* _The problem_
Your task is to copy each line that has the word "ſachen".

(Stored items)

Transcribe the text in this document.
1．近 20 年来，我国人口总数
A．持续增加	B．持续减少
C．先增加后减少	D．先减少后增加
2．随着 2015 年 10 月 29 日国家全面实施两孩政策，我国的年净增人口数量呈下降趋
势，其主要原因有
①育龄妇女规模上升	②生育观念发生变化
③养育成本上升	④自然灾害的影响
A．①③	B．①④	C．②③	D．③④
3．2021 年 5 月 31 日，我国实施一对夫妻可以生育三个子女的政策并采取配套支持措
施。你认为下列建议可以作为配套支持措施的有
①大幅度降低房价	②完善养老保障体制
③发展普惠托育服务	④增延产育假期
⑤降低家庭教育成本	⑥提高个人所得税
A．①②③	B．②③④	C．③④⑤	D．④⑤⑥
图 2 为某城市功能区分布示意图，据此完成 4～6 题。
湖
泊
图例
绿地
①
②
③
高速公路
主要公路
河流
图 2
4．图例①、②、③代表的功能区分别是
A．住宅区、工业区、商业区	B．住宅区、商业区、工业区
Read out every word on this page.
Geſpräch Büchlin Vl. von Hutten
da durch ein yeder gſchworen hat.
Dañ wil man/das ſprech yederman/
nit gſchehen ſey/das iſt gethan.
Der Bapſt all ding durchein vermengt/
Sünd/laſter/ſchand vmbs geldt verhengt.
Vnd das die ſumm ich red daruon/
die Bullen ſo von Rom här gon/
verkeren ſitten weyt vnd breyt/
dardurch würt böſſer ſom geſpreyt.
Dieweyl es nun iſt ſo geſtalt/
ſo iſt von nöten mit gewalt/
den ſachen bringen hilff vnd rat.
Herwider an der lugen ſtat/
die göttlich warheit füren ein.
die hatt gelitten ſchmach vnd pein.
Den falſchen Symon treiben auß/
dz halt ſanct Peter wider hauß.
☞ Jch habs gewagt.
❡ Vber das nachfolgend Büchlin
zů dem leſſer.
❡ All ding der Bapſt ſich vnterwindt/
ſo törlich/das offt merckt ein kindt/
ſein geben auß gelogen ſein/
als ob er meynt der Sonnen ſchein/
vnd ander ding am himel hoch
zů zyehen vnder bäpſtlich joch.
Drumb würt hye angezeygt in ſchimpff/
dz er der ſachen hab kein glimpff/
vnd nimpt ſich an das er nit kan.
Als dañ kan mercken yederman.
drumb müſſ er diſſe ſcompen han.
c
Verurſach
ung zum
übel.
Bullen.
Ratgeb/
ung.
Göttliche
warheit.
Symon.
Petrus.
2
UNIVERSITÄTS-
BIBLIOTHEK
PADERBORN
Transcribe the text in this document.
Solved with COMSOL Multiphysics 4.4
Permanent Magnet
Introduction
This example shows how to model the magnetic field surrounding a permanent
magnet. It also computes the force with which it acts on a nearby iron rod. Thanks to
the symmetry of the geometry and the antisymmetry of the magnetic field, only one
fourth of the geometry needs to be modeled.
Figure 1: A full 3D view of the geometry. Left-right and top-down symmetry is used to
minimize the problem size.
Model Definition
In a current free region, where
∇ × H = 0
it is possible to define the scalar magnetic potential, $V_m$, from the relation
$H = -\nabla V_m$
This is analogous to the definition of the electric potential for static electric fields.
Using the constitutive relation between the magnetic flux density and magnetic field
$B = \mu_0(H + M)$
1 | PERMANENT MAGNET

* _Full answer_
den ſachen bringen hilff vnd rat.
dz er der ſachen hab kein glimpff/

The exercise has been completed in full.